Job:
Isolate every line in the data with the string "selected" and copy it.

Records to use:
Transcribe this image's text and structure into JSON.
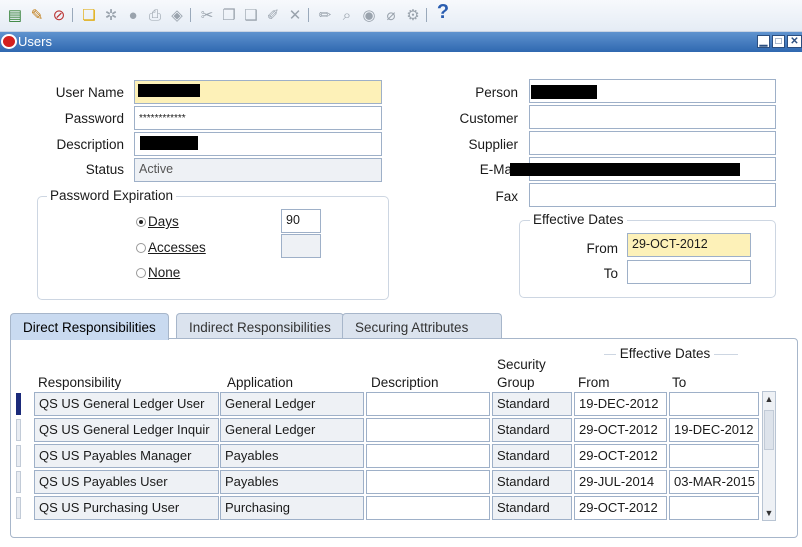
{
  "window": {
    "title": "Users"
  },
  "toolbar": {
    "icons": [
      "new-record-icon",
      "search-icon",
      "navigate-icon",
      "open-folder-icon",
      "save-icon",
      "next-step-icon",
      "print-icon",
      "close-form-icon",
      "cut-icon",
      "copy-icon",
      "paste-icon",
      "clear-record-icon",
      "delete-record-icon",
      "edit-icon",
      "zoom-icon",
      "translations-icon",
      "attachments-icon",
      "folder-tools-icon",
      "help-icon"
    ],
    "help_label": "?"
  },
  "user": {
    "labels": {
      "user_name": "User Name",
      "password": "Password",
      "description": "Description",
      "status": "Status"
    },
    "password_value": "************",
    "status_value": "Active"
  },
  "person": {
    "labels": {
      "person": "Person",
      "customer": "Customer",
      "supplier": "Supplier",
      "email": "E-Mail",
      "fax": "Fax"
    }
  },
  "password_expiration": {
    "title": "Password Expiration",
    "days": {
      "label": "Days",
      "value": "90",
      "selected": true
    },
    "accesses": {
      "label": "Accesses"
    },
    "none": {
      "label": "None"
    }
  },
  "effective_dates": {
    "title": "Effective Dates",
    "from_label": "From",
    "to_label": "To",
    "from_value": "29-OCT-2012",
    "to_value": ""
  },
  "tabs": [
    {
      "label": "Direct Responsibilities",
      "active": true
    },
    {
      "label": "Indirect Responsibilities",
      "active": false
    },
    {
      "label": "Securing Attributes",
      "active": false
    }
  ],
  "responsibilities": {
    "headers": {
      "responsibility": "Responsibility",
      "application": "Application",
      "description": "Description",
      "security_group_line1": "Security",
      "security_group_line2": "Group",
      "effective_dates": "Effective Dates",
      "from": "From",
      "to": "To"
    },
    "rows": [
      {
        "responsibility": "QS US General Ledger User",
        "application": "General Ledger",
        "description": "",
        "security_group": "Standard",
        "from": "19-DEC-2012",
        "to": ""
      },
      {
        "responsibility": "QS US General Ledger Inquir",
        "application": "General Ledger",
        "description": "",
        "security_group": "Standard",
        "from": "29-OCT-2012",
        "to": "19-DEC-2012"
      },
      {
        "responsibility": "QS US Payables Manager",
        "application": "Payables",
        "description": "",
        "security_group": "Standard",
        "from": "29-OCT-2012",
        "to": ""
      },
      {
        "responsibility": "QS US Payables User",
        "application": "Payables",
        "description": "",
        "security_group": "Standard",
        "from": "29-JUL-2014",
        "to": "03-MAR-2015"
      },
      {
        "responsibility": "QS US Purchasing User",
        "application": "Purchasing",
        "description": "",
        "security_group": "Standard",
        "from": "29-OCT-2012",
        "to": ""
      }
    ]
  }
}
---
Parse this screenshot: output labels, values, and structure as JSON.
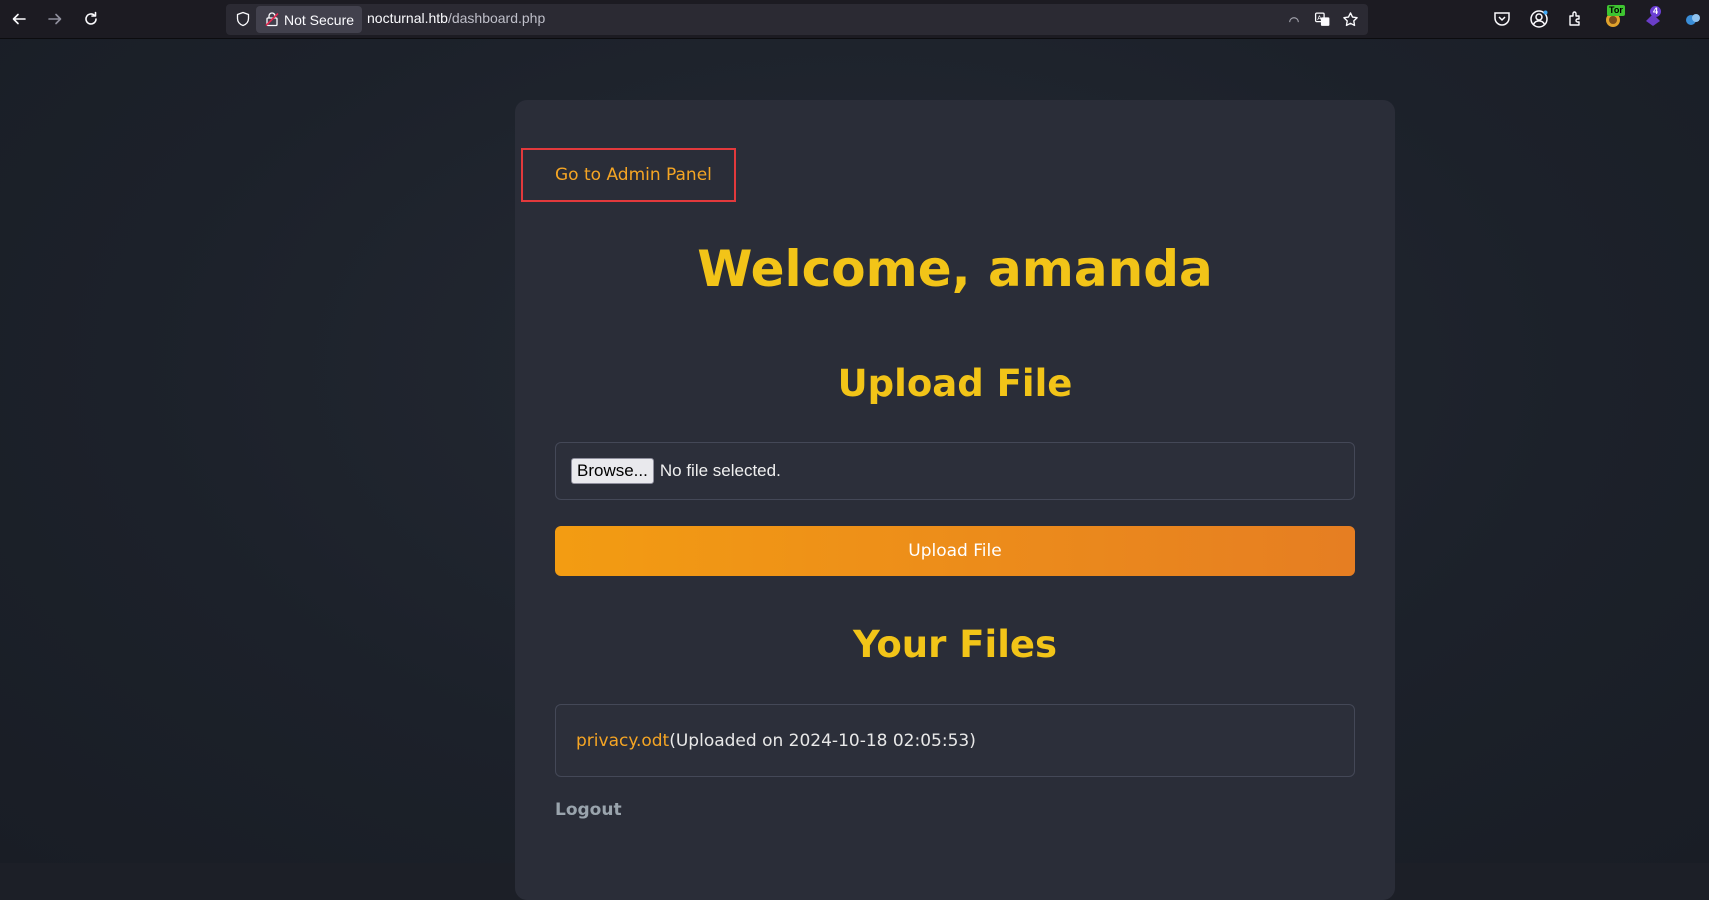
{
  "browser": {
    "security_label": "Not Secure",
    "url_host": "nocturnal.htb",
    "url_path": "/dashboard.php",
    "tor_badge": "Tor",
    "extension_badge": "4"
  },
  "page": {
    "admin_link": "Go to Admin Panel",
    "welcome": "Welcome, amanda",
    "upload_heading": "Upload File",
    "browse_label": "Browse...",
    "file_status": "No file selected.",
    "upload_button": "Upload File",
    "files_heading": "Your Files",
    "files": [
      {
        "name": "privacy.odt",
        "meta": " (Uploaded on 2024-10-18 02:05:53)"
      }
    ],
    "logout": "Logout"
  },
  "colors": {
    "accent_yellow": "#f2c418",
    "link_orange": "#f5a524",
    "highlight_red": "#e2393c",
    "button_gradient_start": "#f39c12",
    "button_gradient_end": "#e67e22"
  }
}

Output of the exercise:
      "selected": true
    "file_status": "No file selected.",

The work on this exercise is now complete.